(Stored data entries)
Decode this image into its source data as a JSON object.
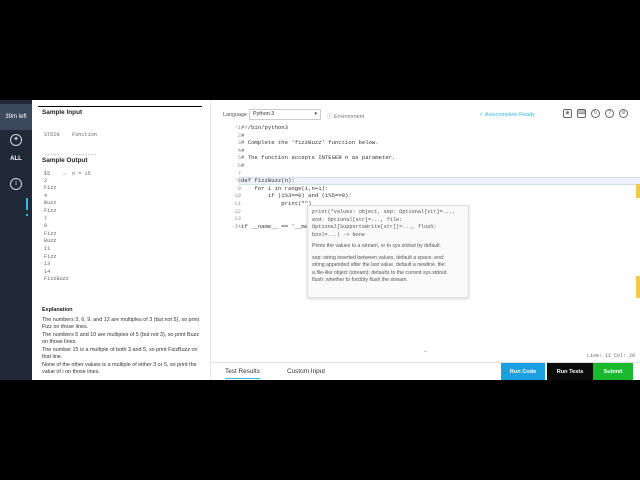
{
  "rail": {
    "timer": "39m left",
    "all_label": "ALL"
  },
  "problem": {
    "sample_input_title": "Sample Input",
    "sample_input_lines": [
      "STDIN    Function",
      "-----    --------",
      "15    →  n = 15"
    ],
    "sample_output_title": "Sample Output",
    "sample_output_lines": [
      "1",
      "2",
      "Fizz",
      "4",
      "Buzz",
      "Fizz",
      "7",
      "8",
      "Fizz",
      "Buzz",
      "11",
      "Fizz",
      "13",
      "14",
      "FizzBuzz"
    ],
    "explanation_title": "Explanation",
    "explanation_paragraphs": [
      "The numbers 3, 6, 9, and 12 are multiples of 3 (but not 5), so print Fizz on those lines.",
      "The numbers 5 and 10 are multiples of 5 (but not 3), so print Buzz on those lines.",
      "The number 15 is a multiple of both 3 and 5, so print FizzBuzz on that line.",
      "None of the other values is a multiple of either 3 or 5, so print the value of i on those lines."
    ]
  },
  "toolbar": {
    "language_label": "Language",
    "language_value": "Python 3",
    "environment_label": "Environment",
    "autocomplete_label": "Autocomplete Ready"
  },
  "code": {
    "lines": [
      {
        "n": "1",
        "text": "#!/bin/python3"
      },
      {
        "n": "2",
        "text": "#"
      },
      {
        "n": "3",
        "text": "# Complete the 'fizzBuzz' function below."
      },
      {
        "n": "4",
        "text": "#"
      },
      {
        "n": "5",
        "text": "# The function accepts INTEGER n as parameter."
      },
      {
        "n": "6",
        "text": "#"
      },
      {
        "n": "7",
        "text": ""
      },
      {
        "n": "8",
        "text": "def fizzBuzz(n):"
      },
      {
        "n": "9",
        "text": "    for i in range(1,n+1):"
      },
      {
        "n": "10",
        "text": "        if (i%3==0) and (i%5==0):"
      },
      {
        "n": "11",
        "text": "            print(\"\")"
      },
      {
        "n": "12",
        "text": ""
      },
      {
        "n": "13",
        "text": ""
      },
      {
        "n": "14",
        "text": "if __name__ == '__main__':"
      }
    ]
  },
  "tooltip": {
    "signature": [
      "print(*values: object, sep: Optional[str]=...,",
      "end: Optional[str]=..., file:",
      "Optional[SupportsWrite[str]]=..., flush:",
      "bool=...) -> None"
    ],
    "summary": "Prints the values to a stream, or to sys.stdout by default.",
    "params": [
      "sep:  string inserted between values, default a space. end:",
      "string appended after the last value, default a newline. file:",
      "a file-like object (stream); defaults to the current sys.stdout.",
      "flush:  whether to forcibly flush the stream."
    ]
  },
  "status": {
    "position": "Line: 11 Col: 20"
  },
  "bottom": {
    "tab_results": "Test Results",
    "tab_custom": "Custom Input",
    "run_code": "Run Code",
    "run_tests": "Run Tests",
    "submit": "Submit"
  },
  "colors": {
    "accent": "#39b6e8",
    "run_code_bg": "#1ba1e2",
    "run_tests_bg": "#0b0b0b",
    "submit_bg": "#19b82d"
  }
}
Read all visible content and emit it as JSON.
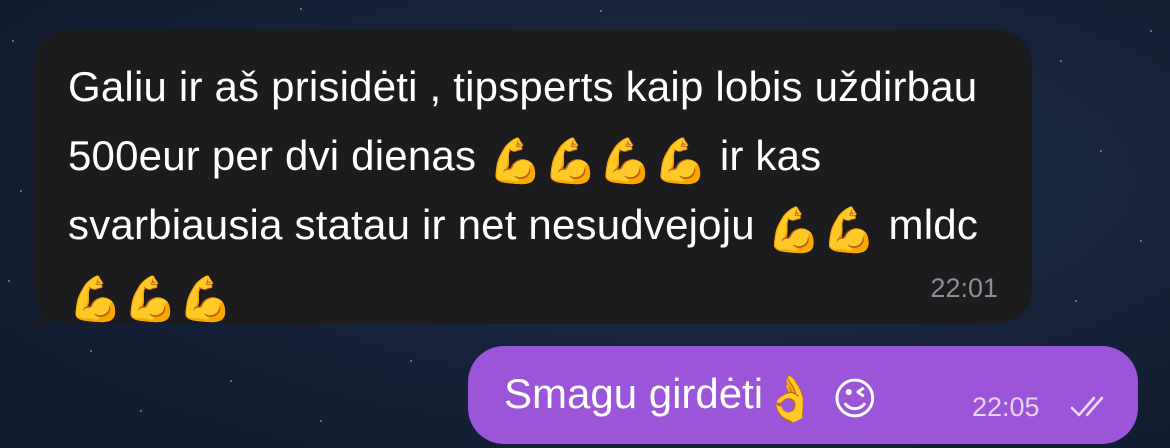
{
  "messages": [
    {
      "direction": "incoming",
      "text_parts": [
        "Galiu ir aš prisidėti , tipsperts kaip lobis uždirbau 500eur per dvi dienas ",
        " ir kas svarbiausia statau ir net nesudvejoju ",
        " mldc "
      ],
      "emoji_groups": [
        "💪💪💪💪",
        "💪💪",
        "💪💪💪"
      ],
      "time": "22:01",
      "bubble_color": "#1c1c1e"
    },
    {
      "direction": "outgoing",
      "text": "Smagu girdėti",
      "emoji": "👌 😉",
      "time": "22:05",
      "status_icon": "double-check-icon",
      "bubble_color": "#9a55d8"
    }
  ],
  "background": {
    "colors": [
      "#1f3050",
      "#17233b",
      "#101a2d"
    ],
    "style": "starry-night"
  }
}
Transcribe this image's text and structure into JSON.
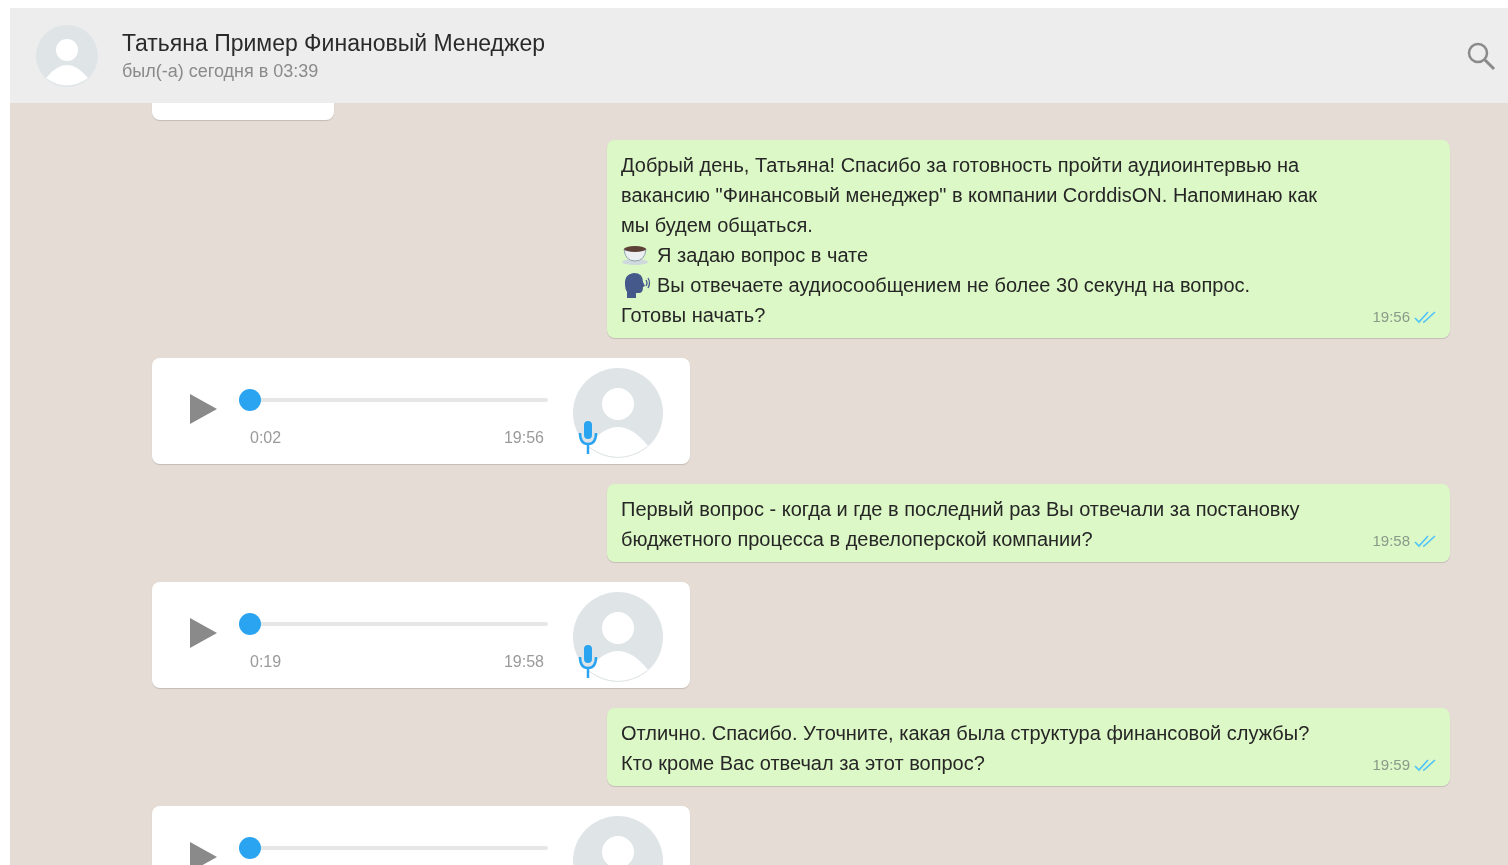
{
  "header": {
    "name": "Татьяна Пример Финановый Менеджер",
    "status": "был(-а) сегодня в 03:39"
  },
  "messages": [
    {
      "kind": "cut"
    },
    {
      "kind": "text",
      "time": "19:56",
      "read": true,
      "lines": [
        {
          "kind": "plain",
          "text": "Добрый день, Татьяна! Спасибо за готовность пройти аудиоинтервью на вакансию \"Финансовый менеджер\" в компании CorddisON. Напоминаю как мы будем общаться."
        },
        {
          "kind": "cup",
          "text": "Я задаю вопрос в чате"
        },
        {
          "kind": "speaker",
          "text": "Вы отвечаете аудиосообщением не более 30 секунд на вопрос."
        },
        {
          "kind": "plain",
          "text": "Готовы начать?"
        }
      ]
    },
    {
      "kind": "voice",
      "duration": "0:02",
      "time": "19:56",
      "level": 0
    },
    {
      "kind": "text",
      "time": "19:58",
      "read": true,
      "lines": [
        {
          "kind": "plain",
          "text": "Первый вопрос - когда и где в последний раз Вы отвечали за постановку бюджетного процесса в девелоперской компании?"
        }
      ]
    },
    {
      "kind": "voice",
      "duration": "0:19",
      "time": "19:58",
      "level": 0
    },
    {
      "kind": "text",
      "time": "19:59",
      "read": true,
      "lines": [
        {
          "kind": "plain",
          "text": "Отлично. Спасибо. Уточните, какая была структура финансовой службы? Кто кроме Вас отвечал за этот вопрос?"
        }
      ]
    },
    {
      "kind": "voice",
      "level": 0
    }
  ]
}
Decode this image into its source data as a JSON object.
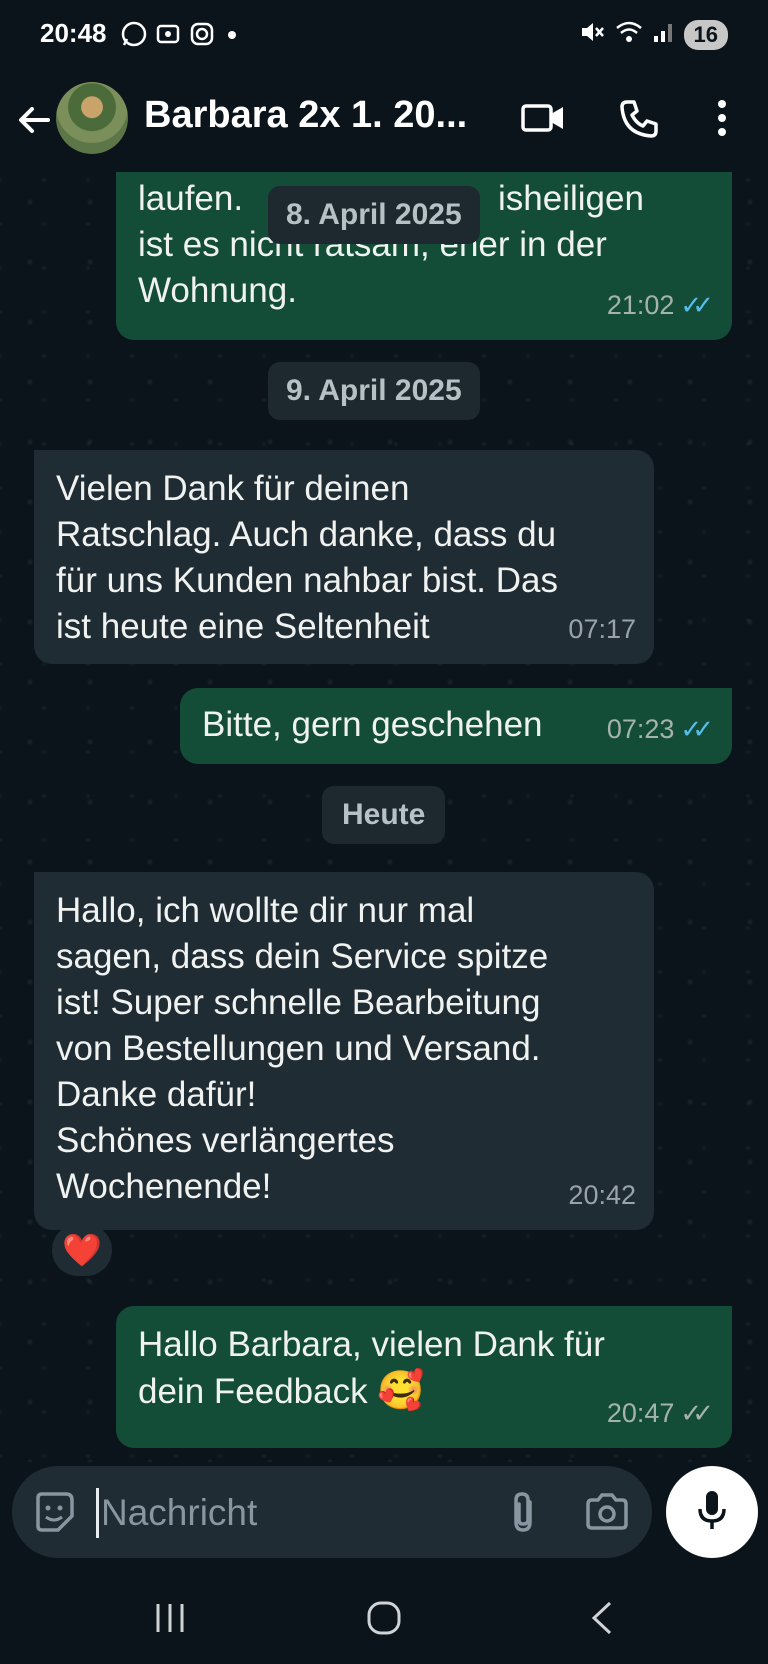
{
  "status_bar": {
    "time": "20:48",
    "battery": "16"
  },
  "header": {
    "contact_name": "Barbara 2x 1. 20..."
  },
  "chat": {
    "messages": [
      {
        "direction": "out",
        "text": "laufen.",
        "text_after": "isheiligen\nist es nicht ratsam, eher in der\nWohnung.",
        "time": "21:02",
        "status": "read"
      },
      {
        "direction": "in",
        "text": "Vielen Dank für deinen\nRatschlag. Auch danke, dass du\nfür uns Kunden nahbar bist. Das\nist heute eine Seltenheit",
        "time": "07:17"
      },
      {
        "direction": "out",
        "text": "Bitte, gern geschehen",
        "time": "07:23",
        "status": "read"
      },
      {
        "direction": "in",
        "text": "Hallo, ich wollte dir nur mal\nsagen, dass dein Service spitze\nist! Super schnelle Bearbeitung\nvon Bestellungen und Versand.\nDanke dafür!\nSchönes verlängertes\nWochenende!",
        "time": "20:42",
        "reaction": "❤️"
      },
      {
        "direction": "out",
        "text": "Hallo Barbara, vielen Dank für\ndein Feedback",
        "emoji": "🥰",
        "time": "20:47",
        "status": "sent"
      }
    ],
    "date_separators": [
      "8. April 2025",
      "9. April 2025",
      "Heute"
    ]
  },
  "input": {
    "placeholder": "Nachricht"
  },
  "colors": {
    "outgoing_bubble": "#134d37",
    "incoming_bubble": "#202c33",
    "background": "#0b141a",
    "read_ticks": "#53bdeb"
  },
  "icons": [
    "whatsapp-icon",
    "screenshot-icon",
    "instagram-icon",
    "mute-icon",
    "wifi-icon",
    "signal-icon",
    "back-arrow-icon",
    "video-call-icon",
    "phone-icon",
    "more-options-icon",
    "sticker-icon",
    "attach-icon",
    "camera-icon",
    "mic-icon",
    "recent-apps-icon",
    "home-icon",
    "nav-back-icon"
  ]
}
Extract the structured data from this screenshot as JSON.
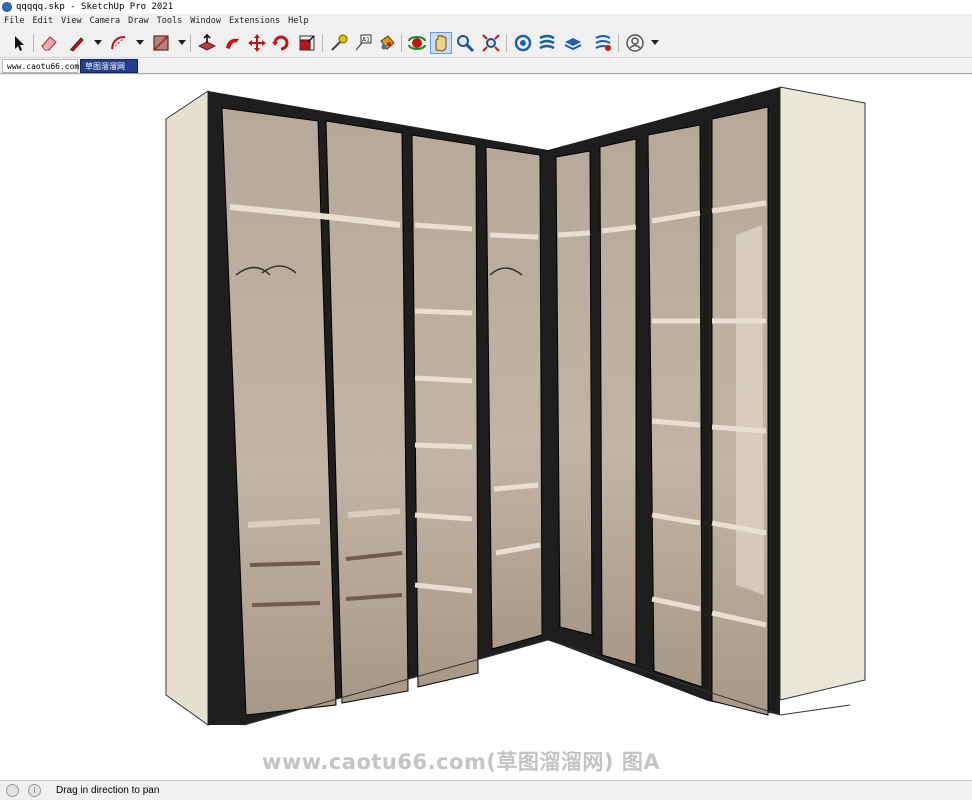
{
  "window": {
    "title": "qqqqq.skp - SketchUp Pro 2021"
  },
  "menu": [
    "File",
    "Edit",
    "View",
    "Camera",
    "Draw",
    "Tools",
    "Window",
    "Extensions",
    "Help"
  ],
  "toolbar": {
    "tools": [
      {
        "name": "select-tool-icon"
      },
      {
        "name": "eraser-tool-icon"
      },
      {
        "name": "pencil-line-tool-icon"
      },
      {
        "name": "arc-tool-icon"
      },
      {
        "name": "shape-rectangle-tool-icon"
      },
      {
        "name": "push-pull-tool-icon"
      },
      {
        "name": "follow-me-tool-icon"
      },
      {
        "name": "move-tool-icon"
      },
      {
        "name": "rotate-tool-icon"
      },
      {
        "name": "scale-tool-icon"
      },
      {
        "name": "tape-measure-tool-icon"
      },
      {
        "name": "text-label-tool-icon"
      },
      {
        "name": "paint-bucket-tool-icon"
      },
      {
        "name": "orbit-tool-icon"
      },
      {
        "name": "pan-tool-icon"
      },
      {
        "name": "zoom-tool-icon"
      },
      {
        "name": "zoom-extents-tool-icon"
      },
      {
        "name": "warehouse-icon"
      },
      {
        "name": "extension-warehouse-icon"
      },
      {
        "name": "layout-send-icon"
      },
      {
        "name": "extension-manager-icon"
      },
      {
        "name": "account-icon"
      }
    ],
    "active_tool": "pan-tool-icon"
  },
  "tabs": [
    {
      "label": "www.caotu66.com"
    },
    {
      "label": "草图溜溜网"
    }
  ],
  "viewport": {
    "watermark": "www.caotu66.com(草图溜溜网) 图A"
  },
  "status": {
    "message": "Drag in direction to pan",
    "info_icon": "i"
  },
  "colors": {
    "frame": "#1f1f1f",
    "cabinet_side": "#e8e2d6",
    "glass": "#b8aa9a",
    "interior": "#cfc3b3",
    "active_tab": "#1e3f8f"
  }
}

• _DIRECTIONS FOR THIS TASK_
Only the lines from the one that contains "Extract the structured" to the end of the records, inclusive, are to be quoted exactly, with pictures excluded.

• _RESPONSE TO THIS EXERCISE_
Extract the structured data from this screenshot as JSON.
{
  "window": {
    "title": "qqqqq.skp - SketchUp Pro 2021"
  },
  "menu": [
    "File",
    "Edit",
    "View",
    "Camera",
    "Draw",
    "Tools",
    "Window",
    "Extensions",
    "Help"
  ],
  "toolbar": {
    "tools": [
      {
        "name": "select-tool-icon"
      },
      {
        "name": "eraser-tool-icon"
      },
      {
        "name": "pencil-line-tool-icon"
      },
      {
        "name": "arc-tool-icon"
      },
      {
        "name": "shape-rectangle-tool-icon"
      },
      {
        "name": "push-pull-tool-icon"
      },
      {
        "name": "follow-me-tool-icon"
      },
      {
        "name": "move-tool-icon"
      },
      {
        "name": "rotate-tool-icon"
      },
      {
        "name": "scale-tool-icon"
      },
      {
        "name": "tape-measure-tool-icon"
      },
      {
        "name": "text-label-tool-icon"
      },
      {
        "name": "paint-bucket-tool-icon"
      },
      {
        "name": "orbit-tool-icon"
      },
      {
        "name": "pan-tool-icon"
      },
      {
        "name": "zoom-tool-icon"
      },
      {
        "name": "zoom-extents-tool-icon"
      },
      {
        "name": "warehouse-icon"
      },
      {
        "name": "extension-warehouse-icon"
      },
      {
        "name": "layout-send-icon"
      },
      {
        "name": "extension-manager-icon"
      },
      {
        "name": "account-icon"
      }
    ],
    "active_tool": "pan-tool-icon"
  },
  "tabs": [
    {
      "label": "www.caotu66.com"
    },
    {
      "label": "草图溜溜网"
    }
  ],
  "viewport": {
    "watermark": "www.caotu66.com(草图溜溜网) 图A"
  },
  "status": {
    "message": "Drag in direction to pan",
    "info_icon": "i"
  },
  "colors": {
    "frame": "#1f1f1f",
    "cabinet_side": "#e8e2d6",
    "glass": "#b8aa9a",
    "interior": "#cfc3b3",
    "active_tab": "#1e3f8f"
  }
}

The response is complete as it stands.